[BEGIN Data for this exercise]
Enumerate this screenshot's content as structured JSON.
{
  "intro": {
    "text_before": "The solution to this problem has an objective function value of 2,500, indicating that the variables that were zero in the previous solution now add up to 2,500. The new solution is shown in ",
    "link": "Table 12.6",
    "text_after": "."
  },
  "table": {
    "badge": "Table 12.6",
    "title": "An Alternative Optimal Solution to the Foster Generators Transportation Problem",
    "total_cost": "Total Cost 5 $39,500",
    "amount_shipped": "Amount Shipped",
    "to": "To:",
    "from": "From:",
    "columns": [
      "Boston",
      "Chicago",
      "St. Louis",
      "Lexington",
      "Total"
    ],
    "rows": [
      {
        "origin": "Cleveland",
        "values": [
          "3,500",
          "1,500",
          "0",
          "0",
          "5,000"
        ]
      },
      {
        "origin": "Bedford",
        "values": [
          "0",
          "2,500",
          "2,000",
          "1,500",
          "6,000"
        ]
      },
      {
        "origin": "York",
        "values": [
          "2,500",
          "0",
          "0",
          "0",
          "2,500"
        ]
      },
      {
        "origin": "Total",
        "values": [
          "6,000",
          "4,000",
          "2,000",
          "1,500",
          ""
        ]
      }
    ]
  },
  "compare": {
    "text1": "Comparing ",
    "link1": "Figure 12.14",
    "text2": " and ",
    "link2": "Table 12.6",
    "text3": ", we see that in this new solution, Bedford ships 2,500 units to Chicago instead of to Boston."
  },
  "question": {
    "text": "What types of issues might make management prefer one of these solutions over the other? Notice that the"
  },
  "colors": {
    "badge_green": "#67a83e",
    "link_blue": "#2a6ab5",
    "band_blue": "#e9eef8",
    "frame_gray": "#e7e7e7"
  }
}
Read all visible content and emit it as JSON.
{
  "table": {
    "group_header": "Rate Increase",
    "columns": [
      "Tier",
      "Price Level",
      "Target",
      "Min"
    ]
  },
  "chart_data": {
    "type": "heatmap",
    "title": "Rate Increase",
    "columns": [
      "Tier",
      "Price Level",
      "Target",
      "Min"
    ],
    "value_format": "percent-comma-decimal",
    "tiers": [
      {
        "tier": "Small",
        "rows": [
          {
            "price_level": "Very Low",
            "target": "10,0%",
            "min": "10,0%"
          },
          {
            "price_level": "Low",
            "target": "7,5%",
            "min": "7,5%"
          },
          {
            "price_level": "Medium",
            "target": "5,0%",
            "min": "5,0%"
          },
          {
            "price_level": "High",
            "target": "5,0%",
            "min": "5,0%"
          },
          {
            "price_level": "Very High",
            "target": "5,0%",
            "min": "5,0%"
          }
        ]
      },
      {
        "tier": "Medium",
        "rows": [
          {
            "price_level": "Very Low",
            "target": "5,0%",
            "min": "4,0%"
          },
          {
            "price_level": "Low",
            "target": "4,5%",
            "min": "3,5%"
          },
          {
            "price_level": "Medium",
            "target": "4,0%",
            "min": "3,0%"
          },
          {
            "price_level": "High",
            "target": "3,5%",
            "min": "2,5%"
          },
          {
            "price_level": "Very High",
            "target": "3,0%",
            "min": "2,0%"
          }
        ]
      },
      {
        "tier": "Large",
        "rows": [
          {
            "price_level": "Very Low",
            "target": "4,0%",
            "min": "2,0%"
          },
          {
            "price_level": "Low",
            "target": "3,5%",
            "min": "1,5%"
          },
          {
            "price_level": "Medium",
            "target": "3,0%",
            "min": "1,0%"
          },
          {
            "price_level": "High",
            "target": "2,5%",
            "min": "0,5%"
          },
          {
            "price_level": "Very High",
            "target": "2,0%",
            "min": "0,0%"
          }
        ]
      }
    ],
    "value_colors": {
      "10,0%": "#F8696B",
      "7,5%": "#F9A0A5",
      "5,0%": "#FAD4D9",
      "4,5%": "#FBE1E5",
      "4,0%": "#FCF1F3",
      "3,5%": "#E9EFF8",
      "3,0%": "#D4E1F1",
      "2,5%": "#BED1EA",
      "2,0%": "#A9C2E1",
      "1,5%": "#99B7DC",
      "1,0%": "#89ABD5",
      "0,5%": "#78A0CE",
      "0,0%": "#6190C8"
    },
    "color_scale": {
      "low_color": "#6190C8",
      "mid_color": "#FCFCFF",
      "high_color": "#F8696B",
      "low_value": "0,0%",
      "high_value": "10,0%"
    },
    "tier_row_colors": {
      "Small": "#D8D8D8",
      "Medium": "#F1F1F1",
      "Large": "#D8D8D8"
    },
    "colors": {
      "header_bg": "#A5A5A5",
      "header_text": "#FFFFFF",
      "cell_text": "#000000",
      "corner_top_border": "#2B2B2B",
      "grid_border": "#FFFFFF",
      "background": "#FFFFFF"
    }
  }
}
[END Data for this exercise]
- [Prompt]: Please quote every record above exactly as it appears.

- [Result of this task]:
Enumerate this screenshot's content as structured JSON.
{
  "intro": {
    "text_before": "The solution to this problem has an objective function value of 2,500, indicating that the variables that were zero in the previous solution now add up to 2,500. The new solution is shown in ",
    "link": "Table 12.6",
    "text_after": "."
  },
  "table": {
    "badge": "Table 12.6",
    "title": "An Alternative Optimal Solution to the Foster Generators Transportation Problem",
    "total_cost": "Total Cost 5 $39,500",
    "amount_shipped": "Amount Shipped",
    "to": "To:",
    "from": "From:",
    "columns": [
      "Boston",
      "Chicago",
      "St. Louis",
      "Lexington",
      "Total"
    ],
    "rows": [
      {
        "origin": "Cleveland",
        "values": [
          "3,500",
          "1,500",
          "0",
          "0",
          "5,000"
        ]
      },
      {
        "origin": "Bedford",
        "values": [
          "0",
          "2,500",
          "2,000",
          "1,500",
          "6,000"
        ]
      },
      {
        "origin": "York",
        "values": [
          "2,500",
          "0",
          "0",
          "0",
          "2,500"
        ]
      },
      {
        "origin": "Total",
        "values": [
          "6,000",
          "4,000",
          "2,000",
          "1,500",
          ""
        ]
      }
    ]
  },
  "compare": {
    "text1": "Comparing ",
    "link1": "Figure 12.14",
    "text2": " and ",
    "link2": "Table 12.6",
    "text3": ", we see that in this new solution, Bedford ships 2,500 units to Chicago instead of to Boston."
  },
  "question": {
    "text": "What types of issues might make management prefer one of these solutions over the other? Notice that the"
  },
  "colors": {
    "badge_green": "#67a83e",
    "link_blue": "#2a6ab5",
    "band_blue": "#e9eef8",
    "frame_gray": "#e7e7e7"
  }
}
Read all visible content and emit it as JSON.
{
  "table": {
    "group_header": "Rate Increase",
    "columns": [
      "Tier",
      "Price Level",
      "Target",
      "Min"
    ]
  },
  "chart_data": {
    "type": "heatmap",
    "title": "Rate Increase",
    "columns": [
      "Tier",
      "Price Level",
      "Target",
      "Min"
    ],
    "value_format": "percent-comma-decimal",
    "tiers": [
      {
        "tier": "Small",
        "rows": [
          {
            "price_level": "Very Low",
            "target": "10,0%",
            "min": "10,0%"
          },
          {
            "price_level": "Low",
            "target": "7,5%",
            "min": "7,5%"
          },
          {
            "price_level": "Medium",
            "target": "5,0%",
            "min": "5,0%"
          },
          {
            "price_level": "High",
            "target": "5,0%",
            "min": "5,0%"
          },
          {
            "price_level": "Very High",
            "target": "5,0%",
            "min": "5,0%"
          }
        ]
      },
      {
        "tier": "Medium",
        "rows": [
          {
            "price_level": "Very Low",
            "target": "5,0%",
            "min": "4,0%"
          },
          {
            "price_level": "Low",
            "target": "4,5%",
            "min": "3,5%"
          },
          {
            "price_level": "Medium",
            "target": "4,0%",
            "min": "3,0%"
          },
          {
            "price_level": "High",
            "target": "3,5%",
            "min": "2,5%"
          },
          {
            "price_level": "Very High",
            "target": "3,0%",
            "min": "2,0%"
          }
        ]
      },
      {
        "tier": "Large",
        "rows": [
          {
            "price_level": "Very Low",
            "target": "4,0%",
            "min": "2,0%"
          },
          {
            "price_level": "Low",
            "target": "3,5%",
            "min": "1,5%"
          },
          {
            "price_level": "Medium",
            "target": "3,0%",
            "min": "1,0%"
          },
          {
            "price_level": "High",
            "target": "2,5%",
            "min": "0,5%"
          },
          {
            "price_level": "Very High",
            "target": "2,0%",
            "min": "0,0%"
          }
        ]
      }
    ],
    "value_colors": {
      "10,0%": "#F8696B",
      "7,5%": "#F9A0A5",
      "5,0%": "#FAD4D9",
      "4,5%": "#FBE1E5",
      "4,0%": "#FCF1F3",
      "3,5%": "#E9EFF8",
      "3,0%": "#D4E1F1",
      "2,5%": "#BED1EA",
      "2,0%": "#A9C2E1",
      "1,5%": "#99B7DC",
      "1,0%": "#89ABD5",
      "0,5%": "#78A0CE",
      "0,0%": "#6190C8"
    },
    "color_scale": {
      "low_color": "#6190C8",
      "mid_color": "#FCFCFF",
      "high_color": "#F8696B",
      "low_value": "0,0%",
      "high_value": "10,0%"
    },
    "tier_row_colors": {
      "Small": "#D8D8D8",
      "Medium": "#F1F1F1",
      "Large": "#D8D8D8"
    },
    "colors": {
      "header_bg": "#A5A5A5",
      "header_text": "#FFFFFF",
      "cell_text": "#000000",
      "corner_top_border": "#2B2B2B",
      "grid_border": "#FFFFFF",
      "background": "#FFFFFF"
    }
  }
}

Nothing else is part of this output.